Data in this exercise:

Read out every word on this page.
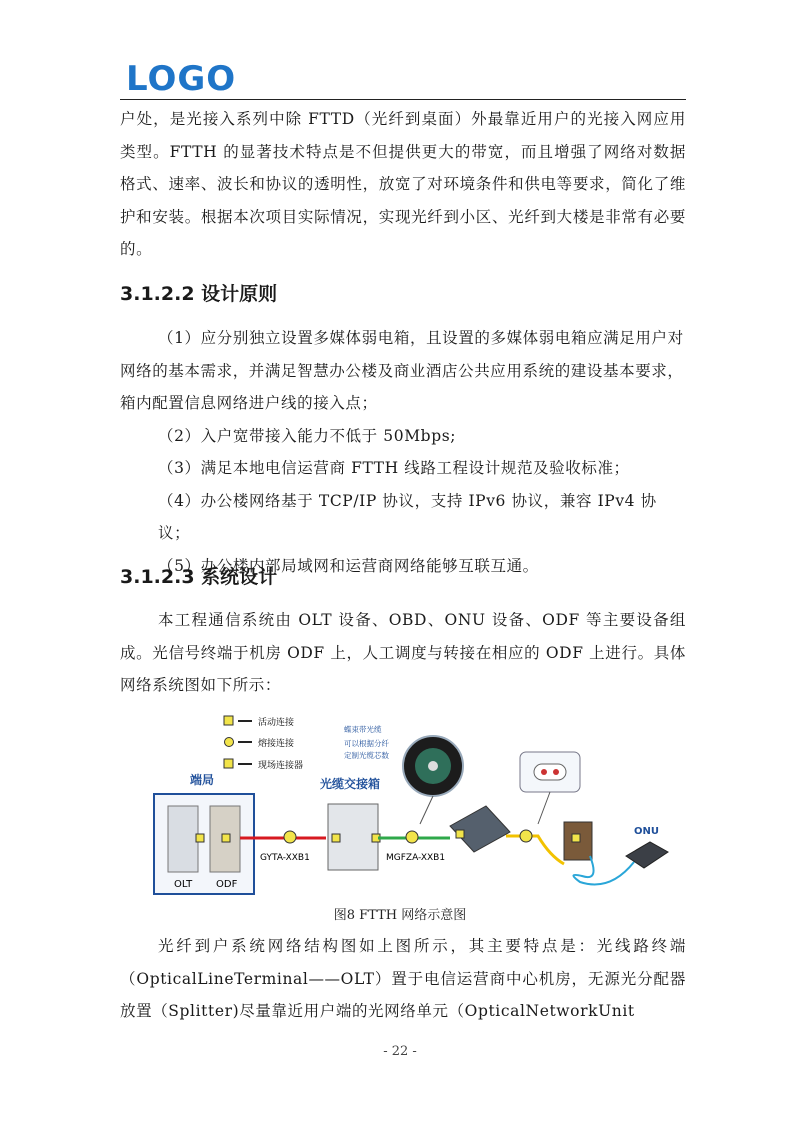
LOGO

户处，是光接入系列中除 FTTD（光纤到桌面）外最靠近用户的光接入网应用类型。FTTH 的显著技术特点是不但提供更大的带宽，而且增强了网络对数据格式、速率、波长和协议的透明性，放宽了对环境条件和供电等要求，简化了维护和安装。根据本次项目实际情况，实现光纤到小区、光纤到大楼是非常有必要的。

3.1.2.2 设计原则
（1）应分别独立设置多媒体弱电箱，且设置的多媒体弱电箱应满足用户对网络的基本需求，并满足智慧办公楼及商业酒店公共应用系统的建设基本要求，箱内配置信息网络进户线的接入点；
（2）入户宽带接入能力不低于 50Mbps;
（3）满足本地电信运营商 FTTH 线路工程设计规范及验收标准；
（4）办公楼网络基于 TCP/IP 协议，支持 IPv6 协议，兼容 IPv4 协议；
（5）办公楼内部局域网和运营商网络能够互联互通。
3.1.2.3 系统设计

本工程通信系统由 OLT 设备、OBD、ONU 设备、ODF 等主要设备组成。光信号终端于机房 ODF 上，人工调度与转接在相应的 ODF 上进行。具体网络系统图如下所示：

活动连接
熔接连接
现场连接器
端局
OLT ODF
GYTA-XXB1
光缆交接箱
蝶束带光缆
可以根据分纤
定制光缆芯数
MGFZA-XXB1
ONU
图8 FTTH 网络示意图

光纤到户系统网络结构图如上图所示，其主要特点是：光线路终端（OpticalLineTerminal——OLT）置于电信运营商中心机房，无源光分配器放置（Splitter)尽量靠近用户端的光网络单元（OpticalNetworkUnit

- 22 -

--

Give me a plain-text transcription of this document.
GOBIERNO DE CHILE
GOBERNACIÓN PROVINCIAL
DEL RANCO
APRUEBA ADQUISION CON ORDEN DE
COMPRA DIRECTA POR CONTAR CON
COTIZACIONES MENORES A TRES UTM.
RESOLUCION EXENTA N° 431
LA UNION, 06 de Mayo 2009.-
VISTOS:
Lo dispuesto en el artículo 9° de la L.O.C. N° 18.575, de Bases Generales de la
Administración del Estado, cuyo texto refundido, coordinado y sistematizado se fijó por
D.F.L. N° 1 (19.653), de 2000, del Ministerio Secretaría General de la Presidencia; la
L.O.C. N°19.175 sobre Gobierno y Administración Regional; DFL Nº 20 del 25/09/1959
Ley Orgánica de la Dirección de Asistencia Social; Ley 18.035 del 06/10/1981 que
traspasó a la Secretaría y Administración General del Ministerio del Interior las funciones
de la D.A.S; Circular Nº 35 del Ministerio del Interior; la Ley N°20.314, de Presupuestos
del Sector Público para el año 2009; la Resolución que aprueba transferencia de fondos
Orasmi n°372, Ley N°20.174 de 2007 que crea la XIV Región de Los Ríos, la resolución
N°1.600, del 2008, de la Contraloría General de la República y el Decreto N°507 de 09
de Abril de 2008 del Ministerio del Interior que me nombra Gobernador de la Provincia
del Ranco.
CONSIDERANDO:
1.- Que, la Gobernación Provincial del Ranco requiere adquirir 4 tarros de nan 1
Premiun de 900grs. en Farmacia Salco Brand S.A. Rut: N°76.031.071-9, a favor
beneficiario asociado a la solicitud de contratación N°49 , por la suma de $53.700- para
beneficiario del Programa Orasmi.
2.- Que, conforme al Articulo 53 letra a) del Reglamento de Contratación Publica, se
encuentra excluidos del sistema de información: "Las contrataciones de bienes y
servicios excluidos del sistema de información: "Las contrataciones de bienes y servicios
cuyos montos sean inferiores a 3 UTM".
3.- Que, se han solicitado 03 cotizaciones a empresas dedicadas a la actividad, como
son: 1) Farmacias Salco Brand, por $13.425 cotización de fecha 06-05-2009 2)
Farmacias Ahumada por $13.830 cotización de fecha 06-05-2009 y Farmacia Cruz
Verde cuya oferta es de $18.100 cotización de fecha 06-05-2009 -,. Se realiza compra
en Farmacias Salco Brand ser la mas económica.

==

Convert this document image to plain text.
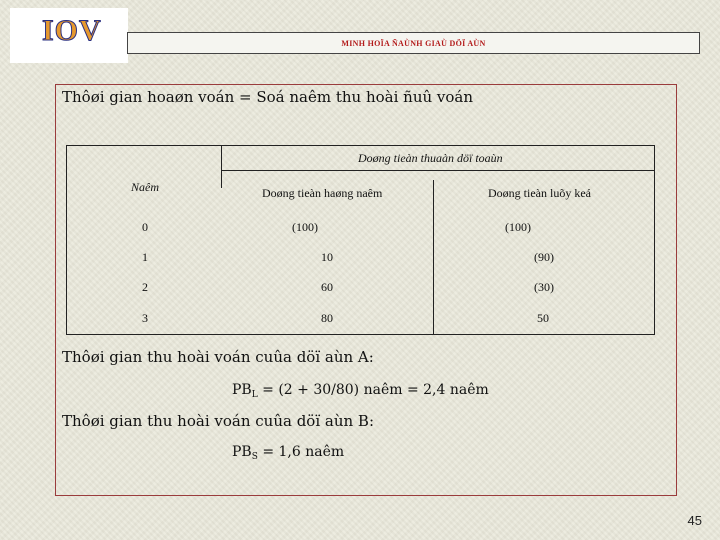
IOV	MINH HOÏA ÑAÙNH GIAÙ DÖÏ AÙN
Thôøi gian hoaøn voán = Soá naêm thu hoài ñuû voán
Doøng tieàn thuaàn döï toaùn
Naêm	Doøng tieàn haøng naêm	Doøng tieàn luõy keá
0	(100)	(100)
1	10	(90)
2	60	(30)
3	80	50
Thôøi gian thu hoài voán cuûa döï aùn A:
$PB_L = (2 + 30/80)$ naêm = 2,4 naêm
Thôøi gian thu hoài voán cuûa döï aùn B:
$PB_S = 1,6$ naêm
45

Work to complete:
Lines containing "bienes" are to be counted. State the total and add nothing.

Output for this exercise:
2